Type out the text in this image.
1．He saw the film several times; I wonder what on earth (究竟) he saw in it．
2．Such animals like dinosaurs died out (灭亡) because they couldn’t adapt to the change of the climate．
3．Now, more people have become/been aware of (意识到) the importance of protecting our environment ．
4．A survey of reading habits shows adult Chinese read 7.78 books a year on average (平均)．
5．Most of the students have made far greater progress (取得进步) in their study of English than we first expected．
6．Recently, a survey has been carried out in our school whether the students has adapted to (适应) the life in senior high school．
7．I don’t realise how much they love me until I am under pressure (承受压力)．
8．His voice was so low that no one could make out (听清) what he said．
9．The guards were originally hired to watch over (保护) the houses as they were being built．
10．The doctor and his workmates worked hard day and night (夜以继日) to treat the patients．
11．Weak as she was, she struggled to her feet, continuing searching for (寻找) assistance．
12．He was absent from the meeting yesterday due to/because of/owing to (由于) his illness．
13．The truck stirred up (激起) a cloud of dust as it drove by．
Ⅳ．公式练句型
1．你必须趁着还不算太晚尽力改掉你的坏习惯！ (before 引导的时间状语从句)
---
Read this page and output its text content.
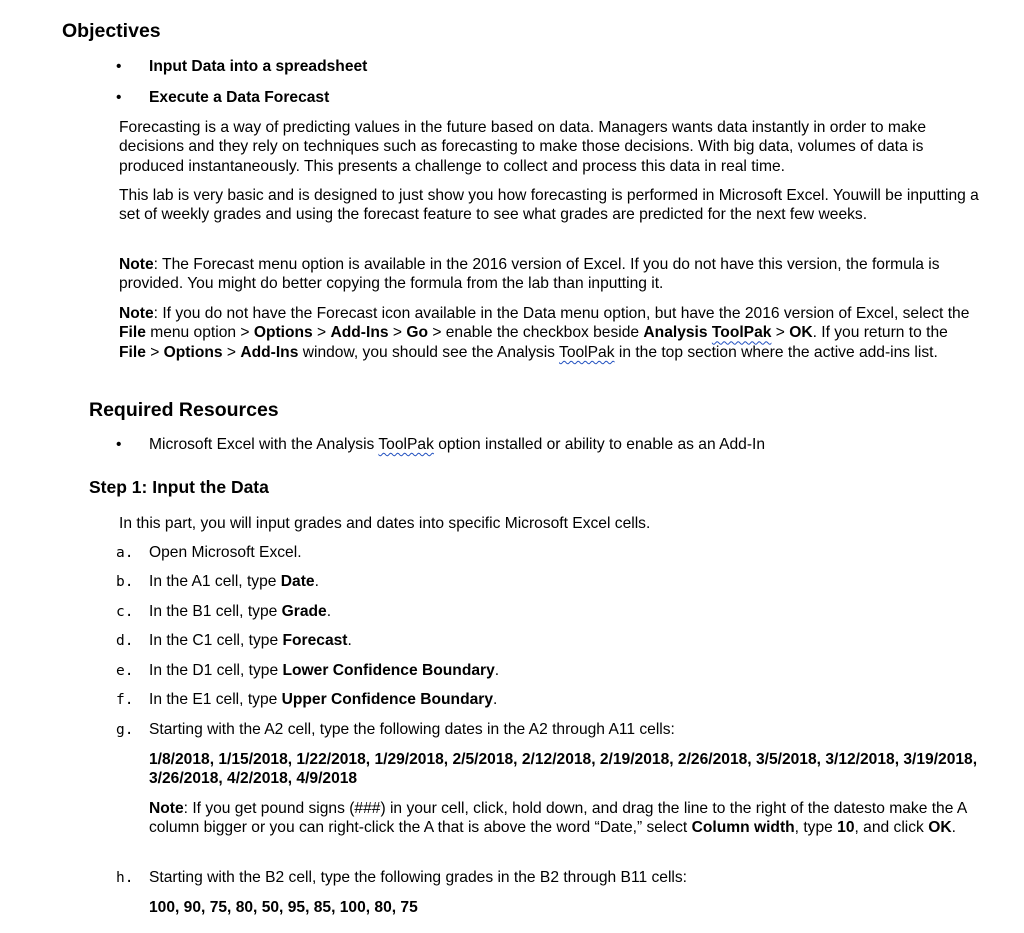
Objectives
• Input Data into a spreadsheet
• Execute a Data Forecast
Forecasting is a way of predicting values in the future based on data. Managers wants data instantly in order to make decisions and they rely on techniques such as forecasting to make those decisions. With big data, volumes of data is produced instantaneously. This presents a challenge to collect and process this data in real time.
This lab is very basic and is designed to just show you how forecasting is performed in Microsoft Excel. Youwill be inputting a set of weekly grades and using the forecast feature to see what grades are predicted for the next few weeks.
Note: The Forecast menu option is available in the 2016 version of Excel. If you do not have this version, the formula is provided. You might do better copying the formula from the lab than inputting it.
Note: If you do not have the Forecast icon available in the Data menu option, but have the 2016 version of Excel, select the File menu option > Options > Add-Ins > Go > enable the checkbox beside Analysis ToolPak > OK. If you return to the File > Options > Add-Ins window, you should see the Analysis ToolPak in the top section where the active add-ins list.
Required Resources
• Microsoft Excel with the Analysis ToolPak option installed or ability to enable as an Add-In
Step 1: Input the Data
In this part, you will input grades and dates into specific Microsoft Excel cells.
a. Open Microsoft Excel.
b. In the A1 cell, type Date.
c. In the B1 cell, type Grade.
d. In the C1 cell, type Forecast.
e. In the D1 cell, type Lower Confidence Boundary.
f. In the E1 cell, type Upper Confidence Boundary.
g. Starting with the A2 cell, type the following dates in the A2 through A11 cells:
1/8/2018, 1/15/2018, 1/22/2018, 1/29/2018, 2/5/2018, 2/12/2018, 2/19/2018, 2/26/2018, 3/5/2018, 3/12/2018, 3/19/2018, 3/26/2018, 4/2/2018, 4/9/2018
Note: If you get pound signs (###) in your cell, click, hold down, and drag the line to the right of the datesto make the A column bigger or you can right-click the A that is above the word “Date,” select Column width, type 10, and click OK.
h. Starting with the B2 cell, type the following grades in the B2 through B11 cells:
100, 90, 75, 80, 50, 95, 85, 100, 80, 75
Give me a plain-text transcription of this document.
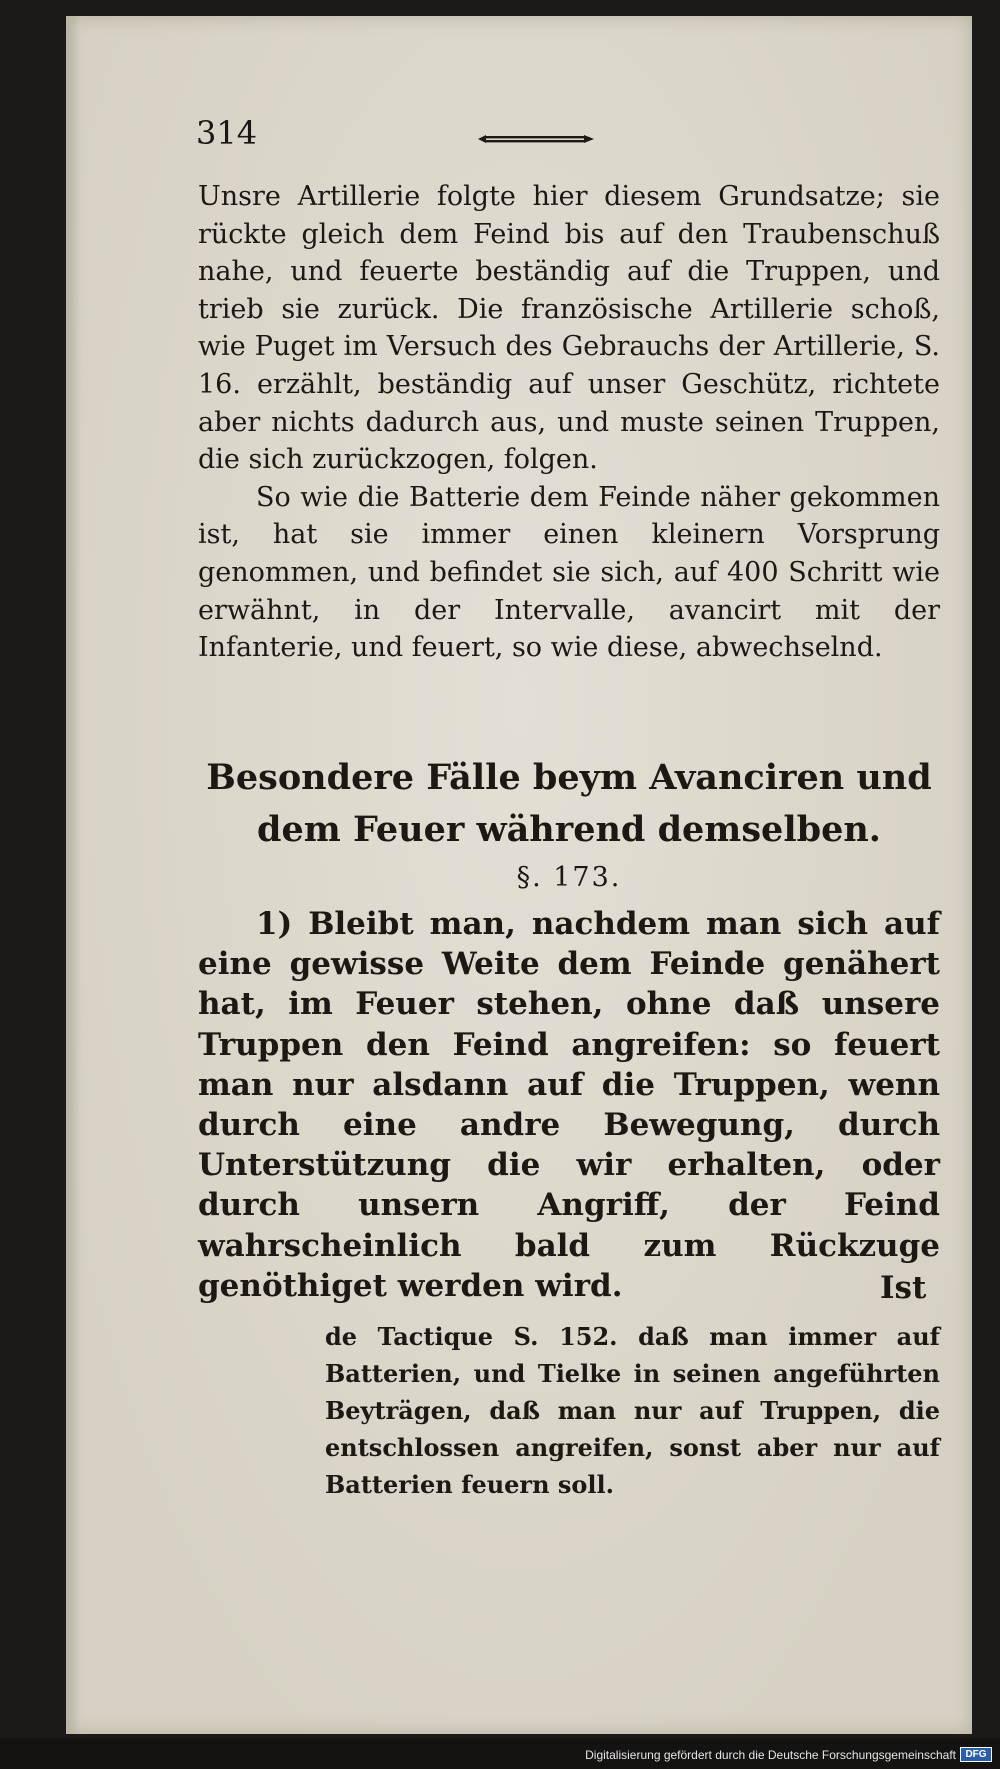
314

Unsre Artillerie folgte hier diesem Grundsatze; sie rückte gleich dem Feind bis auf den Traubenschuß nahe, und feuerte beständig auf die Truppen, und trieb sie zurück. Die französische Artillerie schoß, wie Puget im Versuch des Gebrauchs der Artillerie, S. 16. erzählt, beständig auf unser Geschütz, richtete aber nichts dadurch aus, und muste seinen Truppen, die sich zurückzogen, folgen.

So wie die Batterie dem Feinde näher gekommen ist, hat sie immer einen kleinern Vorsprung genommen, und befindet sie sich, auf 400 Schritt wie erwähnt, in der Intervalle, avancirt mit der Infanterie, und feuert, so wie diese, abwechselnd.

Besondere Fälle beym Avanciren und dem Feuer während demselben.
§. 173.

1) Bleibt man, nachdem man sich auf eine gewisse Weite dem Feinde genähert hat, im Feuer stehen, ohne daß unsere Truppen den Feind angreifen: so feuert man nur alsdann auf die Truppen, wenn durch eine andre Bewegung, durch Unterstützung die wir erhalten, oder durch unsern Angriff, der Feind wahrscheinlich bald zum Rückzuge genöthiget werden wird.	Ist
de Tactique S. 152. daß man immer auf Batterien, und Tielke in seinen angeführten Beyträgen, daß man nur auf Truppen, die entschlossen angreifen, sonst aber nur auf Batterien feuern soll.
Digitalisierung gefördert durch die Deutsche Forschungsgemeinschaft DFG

- WHAT YOU WILL DO:
Which lines of the data contain the string "been"? Copy each one.

- FINAL ANSWER:
3．Now, more people have become/been aware of (意识到) the importance of protecting our environment ．
6．Recently, a survey has been carried out in our school whether the students has adapted to (适应) the life in senior high school．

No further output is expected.